- [Information provided]
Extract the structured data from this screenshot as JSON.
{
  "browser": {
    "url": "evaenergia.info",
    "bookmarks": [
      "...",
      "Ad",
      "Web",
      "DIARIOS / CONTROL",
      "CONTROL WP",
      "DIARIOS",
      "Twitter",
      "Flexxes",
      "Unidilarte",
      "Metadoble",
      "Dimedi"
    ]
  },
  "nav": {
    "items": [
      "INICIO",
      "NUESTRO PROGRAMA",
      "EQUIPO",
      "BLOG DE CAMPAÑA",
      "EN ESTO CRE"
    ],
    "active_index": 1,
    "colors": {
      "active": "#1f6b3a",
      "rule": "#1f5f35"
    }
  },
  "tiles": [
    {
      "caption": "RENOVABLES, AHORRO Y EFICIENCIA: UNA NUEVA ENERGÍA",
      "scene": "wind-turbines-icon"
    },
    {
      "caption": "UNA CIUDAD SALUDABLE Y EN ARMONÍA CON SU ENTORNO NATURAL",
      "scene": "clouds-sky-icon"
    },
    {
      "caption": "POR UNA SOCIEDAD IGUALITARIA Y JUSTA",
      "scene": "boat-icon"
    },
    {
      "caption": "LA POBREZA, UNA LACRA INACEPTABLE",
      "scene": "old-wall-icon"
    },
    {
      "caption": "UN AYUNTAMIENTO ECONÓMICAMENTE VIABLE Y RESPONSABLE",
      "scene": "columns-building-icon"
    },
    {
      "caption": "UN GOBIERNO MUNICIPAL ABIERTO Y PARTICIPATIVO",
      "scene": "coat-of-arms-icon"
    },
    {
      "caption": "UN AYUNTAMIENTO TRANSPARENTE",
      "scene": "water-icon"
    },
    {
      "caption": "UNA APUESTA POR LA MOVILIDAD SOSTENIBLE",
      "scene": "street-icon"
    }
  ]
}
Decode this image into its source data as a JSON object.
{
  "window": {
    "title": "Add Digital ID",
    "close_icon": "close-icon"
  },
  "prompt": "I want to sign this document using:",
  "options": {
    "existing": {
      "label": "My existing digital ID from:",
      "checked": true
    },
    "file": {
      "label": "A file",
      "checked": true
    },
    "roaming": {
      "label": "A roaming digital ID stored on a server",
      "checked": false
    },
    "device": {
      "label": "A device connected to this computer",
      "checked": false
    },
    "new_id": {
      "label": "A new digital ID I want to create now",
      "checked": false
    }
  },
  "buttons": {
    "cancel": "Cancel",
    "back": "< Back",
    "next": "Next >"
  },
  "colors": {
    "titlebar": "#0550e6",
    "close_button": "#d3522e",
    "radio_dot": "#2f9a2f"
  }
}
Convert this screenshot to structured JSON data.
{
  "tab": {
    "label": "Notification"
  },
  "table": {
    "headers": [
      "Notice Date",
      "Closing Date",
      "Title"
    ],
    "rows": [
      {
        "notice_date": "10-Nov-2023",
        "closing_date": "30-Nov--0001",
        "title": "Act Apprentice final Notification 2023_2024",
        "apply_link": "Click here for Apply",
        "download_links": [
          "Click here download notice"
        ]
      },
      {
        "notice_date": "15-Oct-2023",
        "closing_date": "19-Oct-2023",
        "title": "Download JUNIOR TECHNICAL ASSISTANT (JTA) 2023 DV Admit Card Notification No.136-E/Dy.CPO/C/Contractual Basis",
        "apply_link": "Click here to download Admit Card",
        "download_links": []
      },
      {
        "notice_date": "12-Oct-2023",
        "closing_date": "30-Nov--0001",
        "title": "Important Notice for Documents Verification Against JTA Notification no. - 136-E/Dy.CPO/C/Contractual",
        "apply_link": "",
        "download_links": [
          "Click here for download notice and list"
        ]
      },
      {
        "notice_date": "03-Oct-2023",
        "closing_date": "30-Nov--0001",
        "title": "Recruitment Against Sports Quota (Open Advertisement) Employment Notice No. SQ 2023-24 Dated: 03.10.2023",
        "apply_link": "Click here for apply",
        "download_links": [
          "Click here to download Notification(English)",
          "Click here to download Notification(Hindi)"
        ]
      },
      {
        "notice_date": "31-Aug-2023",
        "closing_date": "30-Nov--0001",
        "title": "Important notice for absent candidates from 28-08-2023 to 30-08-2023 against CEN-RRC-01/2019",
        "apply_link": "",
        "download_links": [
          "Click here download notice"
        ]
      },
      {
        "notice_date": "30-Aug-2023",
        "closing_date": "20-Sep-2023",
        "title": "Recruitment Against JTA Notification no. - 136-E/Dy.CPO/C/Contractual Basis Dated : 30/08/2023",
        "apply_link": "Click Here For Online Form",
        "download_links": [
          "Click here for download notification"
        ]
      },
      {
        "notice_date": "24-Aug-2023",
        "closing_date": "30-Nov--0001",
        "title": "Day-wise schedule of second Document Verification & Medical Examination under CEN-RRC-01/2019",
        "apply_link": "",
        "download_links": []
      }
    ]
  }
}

- [Problem requirements]
Gather each line in these records that contains the string "Important".

- [Answer below]
        "title": "Important Notice for Documents Verification Against JTA Notification no. - 136-E/Dy.CPO/C/Contractual",
        "title": "Important notice for absent candidates from 28-08-2023 to 30-08-2023 against CEN-RRC-01/2019",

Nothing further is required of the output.